## SET EXERCISE
Write out the lines below again, substituting "Summary with labeled parts" for every occurrence of "Description with numbered items" and changing nothing else.

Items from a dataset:
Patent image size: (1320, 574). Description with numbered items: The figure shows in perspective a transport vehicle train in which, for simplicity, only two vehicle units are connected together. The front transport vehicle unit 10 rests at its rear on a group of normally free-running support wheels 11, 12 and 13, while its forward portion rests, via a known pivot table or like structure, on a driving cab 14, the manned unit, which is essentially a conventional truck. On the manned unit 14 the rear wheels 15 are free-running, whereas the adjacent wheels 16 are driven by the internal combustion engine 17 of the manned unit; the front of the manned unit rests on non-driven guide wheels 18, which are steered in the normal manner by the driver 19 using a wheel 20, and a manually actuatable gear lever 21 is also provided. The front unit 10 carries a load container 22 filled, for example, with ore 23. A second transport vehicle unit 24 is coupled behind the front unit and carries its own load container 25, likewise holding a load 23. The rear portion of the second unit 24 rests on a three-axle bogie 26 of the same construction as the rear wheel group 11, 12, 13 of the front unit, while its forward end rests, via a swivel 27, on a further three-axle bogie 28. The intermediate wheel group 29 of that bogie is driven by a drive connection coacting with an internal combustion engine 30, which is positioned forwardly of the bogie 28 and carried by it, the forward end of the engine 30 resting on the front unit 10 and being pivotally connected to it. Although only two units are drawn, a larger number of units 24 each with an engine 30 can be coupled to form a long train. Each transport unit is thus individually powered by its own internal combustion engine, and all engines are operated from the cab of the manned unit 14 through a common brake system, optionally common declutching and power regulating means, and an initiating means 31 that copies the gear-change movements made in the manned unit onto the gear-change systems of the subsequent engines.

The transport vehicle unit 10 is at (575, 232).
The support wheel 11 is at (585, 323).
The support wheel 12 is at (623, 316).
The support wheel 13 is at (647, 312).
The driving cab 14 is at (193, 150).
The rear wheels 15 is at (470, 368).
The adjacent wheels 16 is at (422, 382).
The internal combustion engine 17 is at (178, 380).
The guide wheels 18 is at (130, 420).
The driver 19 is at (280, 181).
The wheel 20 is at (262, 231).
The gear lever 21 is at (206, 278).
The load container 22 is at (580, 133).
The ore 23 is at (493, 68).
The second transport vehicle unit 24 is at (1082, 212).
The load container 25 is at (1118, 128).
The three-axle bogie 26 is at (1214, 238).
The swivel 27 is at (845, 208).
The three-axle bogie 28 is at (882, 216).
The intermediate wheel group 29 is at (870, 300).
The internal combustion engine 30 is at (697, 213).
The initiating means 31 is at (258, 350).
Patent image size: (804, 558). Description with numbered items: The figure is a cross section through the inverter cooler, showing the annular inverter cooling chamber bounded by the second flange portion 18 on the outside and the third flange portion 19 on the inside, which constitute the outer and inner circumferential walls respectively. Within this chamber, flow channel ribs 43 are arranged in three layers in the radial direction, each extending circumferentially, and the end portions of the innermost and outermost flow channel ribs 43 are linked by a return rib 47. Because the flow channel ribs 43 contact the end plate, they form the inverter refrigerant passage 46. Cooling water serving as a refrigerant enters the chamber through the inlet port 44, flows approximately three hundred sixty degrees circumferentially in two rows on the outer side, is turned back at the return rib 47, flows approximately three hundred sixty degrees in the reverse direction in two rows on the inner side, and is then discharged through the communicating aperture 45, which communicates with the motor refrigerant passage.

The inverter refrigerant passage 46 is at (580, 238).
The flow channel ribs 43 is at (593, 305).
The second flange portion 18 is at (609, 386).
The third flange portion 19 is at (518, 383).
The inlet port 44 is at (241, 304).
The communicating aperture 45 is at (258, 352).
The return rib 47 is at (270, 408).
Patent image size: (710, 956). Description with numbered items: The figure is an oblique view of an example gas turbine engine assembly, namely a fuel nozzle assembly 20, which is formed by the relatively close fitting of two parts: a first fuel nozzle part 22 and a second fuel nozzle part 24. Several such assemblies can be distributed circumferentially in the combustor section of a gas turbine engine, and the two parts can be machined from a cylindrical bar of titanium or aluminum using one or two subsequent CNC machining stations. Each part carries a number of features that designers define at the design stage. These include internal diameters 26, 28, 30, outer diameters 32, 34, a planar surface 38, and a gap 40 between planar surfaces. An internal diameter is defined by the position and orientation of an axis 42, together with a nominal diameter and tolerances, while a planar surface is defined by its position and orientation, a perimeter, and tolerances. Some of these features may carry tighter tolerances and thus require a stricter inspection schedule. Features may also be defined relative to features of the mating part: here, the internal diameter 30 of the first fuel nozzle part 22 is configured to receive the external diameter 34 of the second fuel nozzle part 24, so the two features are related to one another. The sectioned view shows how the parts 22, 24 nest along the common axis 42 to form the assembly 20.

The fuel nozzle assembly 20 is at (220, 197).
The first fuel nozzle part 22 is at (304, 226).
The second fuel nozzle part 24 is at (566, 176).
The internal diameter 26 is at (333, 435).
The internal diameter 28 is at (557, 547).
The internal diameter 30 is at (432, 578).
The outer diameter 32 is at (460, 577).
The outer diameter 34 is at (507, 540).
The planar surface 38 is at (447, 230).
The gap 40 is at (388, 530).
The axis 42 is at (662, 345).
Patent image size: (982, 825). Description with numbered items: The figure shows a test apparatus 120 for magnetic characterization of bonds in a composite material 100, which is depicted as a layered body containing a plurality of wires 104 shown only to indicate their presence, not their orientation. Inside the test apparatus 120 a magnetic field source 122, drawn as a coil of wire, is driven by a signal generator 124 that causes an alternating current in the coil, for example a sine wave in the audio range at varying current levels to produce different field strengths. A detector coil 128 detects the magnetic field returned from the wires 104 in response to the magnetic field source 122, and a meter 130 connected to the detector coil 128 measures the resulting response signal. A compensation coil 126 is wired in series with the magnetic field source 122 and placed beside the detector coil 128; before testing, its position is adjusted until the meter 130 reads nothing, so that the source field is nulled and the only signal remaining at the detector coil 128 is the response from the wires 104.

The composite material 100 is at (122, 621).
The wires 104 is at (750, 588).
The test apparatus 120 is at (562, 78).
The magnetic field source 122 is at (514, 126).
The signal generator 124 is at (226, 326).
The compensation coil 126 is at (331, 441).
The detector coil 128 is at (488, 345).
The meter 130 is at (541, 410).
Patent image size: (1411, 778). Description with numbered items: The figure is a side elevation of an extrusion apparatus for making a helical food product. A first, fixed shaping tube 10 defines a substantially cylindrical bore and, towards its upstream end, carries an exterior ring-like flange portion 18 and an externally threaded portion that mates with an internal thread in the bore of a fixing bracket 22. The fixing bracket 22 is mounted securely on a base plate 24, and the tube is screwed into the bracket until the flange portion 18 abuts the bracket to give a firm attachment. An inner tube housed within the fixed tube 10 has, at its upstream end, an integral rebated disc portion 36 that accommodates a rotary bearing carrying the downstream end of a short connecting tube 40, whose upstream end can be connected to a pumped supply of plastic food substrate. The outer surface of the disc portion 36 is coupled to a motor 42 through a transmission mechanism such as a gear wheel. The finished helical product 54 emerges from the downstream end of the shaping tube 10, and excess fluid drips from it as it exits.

## THE RESPONSE
Patent image size: (1320, 574). Summary with labeled parts: The figure shows in perspective a transport vehicle train in which, for simplicity, only two vehicle units are connected together. The front transport vehicle unit 10 rests at its rear on a group of normally free-running support wheels 11, 12 and 13, while its forward portion rests, via a known pivot table or like structure, on a driving cab 14, the manned unit, which is essentially a conventional truck. On the manned unit 14 the rear wheels 15 are free-running, whereas the adjacent wheels 16 are driven by the internal combustion engine 17 of the manned unit; the front of the manned unit rests on non-driven guide wheels 18, which are steered in the normal manner by the driver 19 using a wheel 20, and a manually actuatable gear lever 21 is also provided. The front unit 10 carries a load container 22 filled, for example, with ore 23. A second transport vehicle unit 24 is coupled behind the front unit and carries its own load container 25, likewise holding a load 23. The rear portion of the second unit 24 rests on a three-axle bogie 26 of the same construction as the rear wheel group 11, 12, 13 of the front unit, while its forward end rests, via a swivel 27, on a further three-axle bogie 28. The intermediate wheel group 29 of that bogie is driven by a drive connection coacting with an internal combustion engine 30, which is positioned forwardly of the bogie 28 and carried by it, the forward end of the engine 30 resting on the front unit 10 and being pivotally connected to it. Although only two units are drawn, a larger number of units 24 each with an engine 30 can be coupled to form a long train. Each transport unit is thus individually powered by its own internal combustion engine, and all engines are operated from the cab of the manned unit 14 through a common brake system, optionally common declutching and power regulating means, and an initiating means 31 that copies the gear-change movements made in the manned unit onto the gear-change systems of the subsequent engines.

The transport vehicle unit 10 is at (575, 232).
The support wheel 11 is at (585, 323).
The support wheel 12 is at (623, 316).
The support wheel 13 is at (647, 312).
The driving cab 14 is at (193, 150).
The rear wheels 15 is at (470, 368).
The adjacent wheels 16 is at (422, 382).
The internal combustion engine 17 is at (178, 380).
The guide wheels 18 is at (130, 420).
The driver 19 is at (280, 181).
The wheel 20 is at (262, 231).
The gear lever 21 is at (206, 278).
The load container 22 is at (580, 133).
The ore 23 is at (493, 68).
The second transport vehicle unit 24 is at (1082, 212).
The load container 25 is at (1118, 128).
The three-axle bogie 26 is at (1214, 238).
The swivel 27 is at (845, 208).
The three-axle bogie 28 is at (882, 216).
The intermediate wheel group 29 is at (870, 300).
The internal combustion engine 30 is at (697, 213).
The initiating means 31 is at (258, 350).
Patent image size: (804, 558). Summary with labeled parts: The figure is a cross section through the inverter cooler, showing the annular inverter cooling chamber bounded by the second flange portion 18 on the outside and the third flange portion 19 on the inside, which constitute the outer and inner circumferential walls respectively. Within this chamber, flow channel ribs 43 are arranged in three layers in the radial direction, each extending circumferentially, and the end portions of the innermost and outermost flow channel ribs 43 are linked by a return rib 47. Because the flow channel ribs 43 contact the end plate, they form the inverter refrigerant passage 46. Cooling water serving as a refrigerant enters the chamber through the inlet port 44, flows approximately three hundred sixty degrees circumferentially in two rows on the outer side, is turned back at the return rib 47, flows approximately three hundred sixty degrees in the reverse direction in two rows on the inner side, and is then discharged through the communicating aperture 45, which communicates with the motor refrigerant passage.

The inverter refrigerant passage 46 is at (580, 238).
The flow channel ribs 43 is at (593, 305).
The second flange portion 18 is at (609, 386).
The third flange portion 19 is at (518, 383).
The inlet port 44 is at (241, 304).
The communicating aperture 45 is at (258, 352).
The return rib 47 is at (270, 408).
Patent image size: (710, 956). Summary with labeled parts: The figure is an oblique view of an example gas turbine engine assembly, namely a fuel nozzle assembly 20, which is formed by the relatively close fitting of two parts: a first fuel nozzle part 22 and a second fuel nozzle part 24. Several such assemblies can be distributed circumferentially in the combustor section of a gas turbine engine, and the two parts can be machined from a cylindrical bar of titanium or aluminum using one or two subsequent CNC machining stations. Each part carries a number of features that designers define at the design stage. These include internal diameters 26, 28, 30, outer diameters 32, 34, a planar surface 38, and a gap 40 between planar surfaces. An internal diameter is defined by the position and orientation of an axis 42, together with a nominal diameter and tolerances, while a planar surface is defined by its position and orientation, a perimeter, and tolerances. Some of these features may carry tighter tolerances and thus require a stricter inspection schedule. Features may also be defined relative to features of the mating part: here, the internal diameter 30 of the first fuel nozzle part 22 is configured to receive the external diameter 34 of the second fuel nozzle part 24, so the two features are related to one another. The sectioned view shows how the parts 22, 24 nest along the common axis 42 to form the assembly 20.

The fuel nozzle assembly 20 is at (220, 197).
The first fuel nozzle part 22 is at (304, 226).
The second fuel nozzle part 24 is at (566, 176).
The internal diameter 26 is at (333, 435).
The internal diameter 28 is at (557, 547).
The internal diameter 30 is at (432, 578).
The outer diameter 32 is at (460, 577).
The outer diameter 34 is at (507, 540).
The planar surface 38 is at (447, 230).
The gap 40 is at (388, 530).
The axis 42 is at (662, 345).
Patent image size: (982, 825). Summary with labeled parts: The figure shows a test apparatus 120 for magnetic characterization of bonds in a composite material 100, which is depicted as a layered body containing a plurality of wires 104 shown only to indicate their presence, not their orientation. Inside the test apparatus 120 a magnetic field source 122, drawn as a coil of wire, is driven by a signal generator 124 that causes an alternating current in the coil, for example a sine wave in the audio range at varying current levels to produce different field strengths. A detector coil 128 detects the magnetic field returned from the wires 104 in response to the magnetic field source 122, and a meter 130 connected to the detector coil 128 measures the resulting response signal. A compensation coil 126 is wired in series with the magnetic field source 122 and placed beside the detector coil 128; before testing, its position is adjusted until the meter 130 reads nothing, so that the source field is nulled and the only signal remaining at the detector coil 128 is the response from the wires 104.

The composite material 100 is at (122, 621).
The wires 104 is at (750, 588).
The test apparatus 120 is at (562, 78).
The magnetic field source 122 is at (514, 126).
The signal generator 124 is at (226, 326).
The compensation coil 126 is at (331, 441).
The detector coil 128 is at (488, 345).
The meter 130 is at (541, 410).
Patent image size: (1411, 778). Summary with labeled parts: The figure is a side elevation of an extrusion apparatus for making a helical food product. A first, fixed shaping tube 10 defines a substantially cylindrical bore and, towards its upstream end, carries an exterior ring-like flange portion 18 and an externally threaded portion that mates with an internal thread in the bore of a fixing bracket 22. The fixing bracket 22 is mounted securely on a base plate 24, and the tube is screwed into the bracket until the flange portion 18 abuts the bracket to give a firm attachment. An inner tube housed within the fixed tube 10 has, at its upstream end, an integral rebated disc portion 36 that accommodates a rotary bearing carrying the downstream end of a short connecting tube 40, whose upstream end can be connected to a pumped supply of plastic food substrate. The outer surface of the disc portion 36 is coupled to a motor 42 through a transmission mechanism such as a gear wheel. The finished helical product 54 emerges from the downstream end of the shaping tube 10, and excess fluid drips from it as it exits.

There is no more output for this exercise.